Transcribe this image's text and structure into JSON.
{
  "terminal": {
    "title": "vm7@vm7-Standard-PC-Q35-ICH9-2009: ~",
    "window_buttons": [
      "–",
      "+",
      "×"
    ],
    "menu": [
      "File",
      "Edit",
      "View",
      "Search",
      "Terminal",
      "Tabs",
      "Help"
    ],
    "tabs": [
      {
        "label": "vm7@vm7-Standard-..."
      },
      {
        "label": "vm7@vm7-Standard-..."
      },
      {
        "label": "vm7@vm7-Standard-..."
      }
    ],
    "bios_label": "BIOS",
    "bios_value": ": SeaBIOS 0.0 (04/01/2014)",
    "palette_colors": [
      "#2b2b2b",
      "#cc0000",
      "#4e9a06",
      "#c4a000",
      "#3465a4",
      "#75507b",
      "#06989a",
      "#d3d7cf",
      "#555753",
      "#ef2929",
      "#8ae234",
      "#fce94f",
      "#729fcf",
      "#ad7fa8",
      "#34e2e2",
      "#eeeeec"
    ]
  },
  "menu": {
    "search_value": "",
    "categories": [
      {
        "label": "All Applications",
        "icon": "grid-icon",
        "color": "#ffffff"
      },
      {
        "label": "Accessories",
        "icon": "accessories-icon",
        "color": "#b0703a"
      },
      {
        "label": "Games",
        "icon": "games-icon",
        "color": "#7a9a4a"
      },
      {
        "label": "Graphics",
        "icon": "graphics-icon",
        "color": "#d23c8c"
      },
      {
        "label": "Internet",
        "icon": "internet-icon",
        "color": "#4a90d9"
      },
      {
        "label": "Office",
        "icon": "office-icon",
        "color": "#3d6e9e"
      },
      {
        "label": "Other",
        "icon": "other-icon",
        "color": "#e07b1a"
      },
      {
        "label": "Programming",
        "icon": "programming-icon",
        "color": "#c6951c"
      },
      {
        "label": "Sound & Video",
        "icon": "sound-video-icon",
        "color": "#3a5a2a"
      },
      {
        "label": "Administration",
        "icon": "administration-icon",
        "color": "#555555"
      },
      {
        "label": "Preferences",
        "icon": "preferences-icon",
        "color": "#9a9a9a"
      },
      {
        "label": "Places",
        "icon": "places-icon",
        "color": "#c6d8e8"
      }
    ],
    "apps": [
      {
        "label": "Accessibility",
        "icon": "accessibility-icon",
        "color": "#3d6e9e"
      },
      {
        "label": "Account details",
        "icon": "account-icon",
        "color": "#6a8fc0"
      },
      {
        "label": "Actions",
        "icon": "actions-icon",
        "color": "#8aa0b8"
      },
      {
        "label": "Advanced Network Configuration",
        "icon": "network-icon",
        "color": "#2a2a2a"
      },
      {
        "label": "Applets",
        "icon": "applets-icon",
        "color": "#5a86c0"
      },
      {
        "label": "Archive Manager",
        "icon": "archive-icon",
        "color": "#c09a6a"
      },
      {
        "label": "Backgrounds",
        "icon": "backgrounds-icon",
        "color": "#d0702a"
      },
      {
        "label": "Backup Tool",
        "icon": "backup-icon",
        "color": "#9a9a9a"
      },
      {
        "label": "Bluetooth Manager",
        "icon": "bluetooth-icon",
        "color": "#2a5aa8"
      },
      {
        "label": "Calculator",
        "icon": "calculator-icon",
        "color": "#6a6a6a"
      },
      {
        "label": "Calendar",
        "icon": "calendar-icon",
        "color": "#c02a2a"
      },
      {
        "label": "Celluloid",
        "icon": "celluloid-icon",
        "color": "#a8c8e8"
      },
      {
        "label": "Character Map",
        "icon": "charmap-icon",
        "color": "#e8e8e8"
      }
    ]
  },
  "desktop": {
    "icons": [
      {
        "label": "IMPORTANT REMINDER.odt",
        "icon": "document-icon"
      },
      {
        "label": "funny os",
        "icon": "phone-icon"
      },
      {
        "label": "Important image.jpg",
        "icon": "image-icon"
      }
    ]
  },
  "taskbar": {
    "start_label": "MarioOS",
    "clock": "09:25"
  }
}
※ ※ ※
#### TASK BRIEF:
Faithfully transcribe the whole of the data.

#### COMPLETED EXERCISE:
Transcribe this image's text and structure into JSON.
{
  "terminal": {
    "title": "vm7@vm7-Standard-PC-Q35-ICH9-2009: ~",
    "window_buttons": [
      "–",
      "+",
      "×"
    ],
    "menu": [
      "File",
      "Edit",
      "View",
      "Search",
      "Terminal",
      "Tabs",
      "Help"
    ],
    "tabs": [
      {
        "label": "vm7@vm7-Standard-..."
      },
      {
        "label": "vm7@vm7-Standard-..."
      },
      {
        "label": "vm7@vm7-Standard-..."
      }
    ],
    "bios_label": "BIOS",
    "bios_value": ": SeaBIOS 0.0 (04/01/2014)",
    "palette_colors": [
      "#2b2b2b",
      "#cc0000",
      "#4e9a06",
      "#c4a000",
      "#3465a4",
      "#75507b",
      "#06989a",
      "#d3d7cf",
      "#555753",
      "#ef2929",
      "#8ae234",
      "#fce94f",
      "#729fcf",
      "#ad7fa8",
      "#34e2e2",
      "#eeeeec"
    ]
  },
  "menu": {
    "search_value": "",
    "categories": [
      {
        "label": "All Applications",
        "icon": "grid-icon",
        "color": "#ffffff"
      },
      {
        "label": "Accessories",
        "icon": "accessories-icon",
        "color": "#b0703a"
      },
      {
        "label": "Games",
        "icon": "games-icon",
        "color": "#7a9a4a"
      },
      {
        "label": "Graphics",
        "icon": "graphics-icon",
        "color": "#d23c8c"
      },
      {
        "label": "Internet",
        "icon": "internet-icon",
        "color": "#4a90d9"
      },
      {
        "label": "Office",
        "icon": "office-icon",
        "color": "#3d6e9e"
      },
      {
        "label": "Other",
        "icon": "other-icon",
        "color": "#e07b1a"
      },
      {
        "label": "Programming",
        "icon": "programming-icon",
        "color": "#c6951c"
      },
      {
        "label": "Sound & Video",
        "icon": "sound-video-icon",
        "color": "#3a5a2a"
      },
      {
        "label": "Administration",
        "icon": "administration-icon",
        "color": "#555555"
      },
      {
        "label": "Preferences",
        "icon": "preferences-icon",
        "color": "#9a9a9a"
      },
      {
        "label": "Places",
        "icon": "places-icon",
        "color": "#c6d8e8"
      }
    ],
    "apps": [
      {
        "label": "Accessibility",
        "icon": "accessibility-icon",
        "color": "#3d6e9e"
      },
      {
        "label": "Account details",
        "icon": "account-icon",
        "color": "#6a8fc0"
      },
      {
        "label": "Actions",
        "icon": "actions-icon",
        "color": "#8aa0b8"
      },
      {
        "label": "Advanced Network Configuration",
        "icon": "network-icon",
        "color": "#2a2a2a"
      },
      {
        "label": "Applets",
        "icon": "applets-icon",
        "color": "#5a86c0"
      },
      {
        "label": "Archive Manager",
        "icon": "archive-icon",
        "color": "#c09a6a"
      },
      {
        "label": "Backgrounds",
        "icon": "backgrounds-icon",
        "color": "#d0702a"
      },
      {
        "label": "Backup Tool",
        "icon": "backup-icon",
        "color": "#9a9a9a"
      },
      {
        "label": "Bluetooth Manager",
        "icon": "bluetooth-icon",
        "color": "#2a5aa8"
      },
      {
        "label": "Calculator",
        "icon": "calculator-icon",
        "color": "#6a6a6a"
      },
      {
        "label": "Calendar",
        "icon": "calendar-icon",
        "color": "#c02a2a"
      },
      {
        "label": "Celluloid",
        "icon": "celluloid-icon",
        "color": "#a8c8e8"
      },
      {
        "label": "Character Map",
        "icon": "charmap-icon",
        "color": "#e8e8e8"
      }
    ]
  },
  "desktop": {
    "icons": [
      {
        "label": "IMPORTANT REMINDER.odt",
        "icon": "document-icon"
      },
      {
        "label": "funny os",
        "icon": "phone-icon"
      },
      {
        "label": "Important image.jpg",
        "icon": "image-icon"
      }
    ]
  },
  "taskbar": {
    "start_label": "MarioOS",
    "clock": "09:25"
  }
}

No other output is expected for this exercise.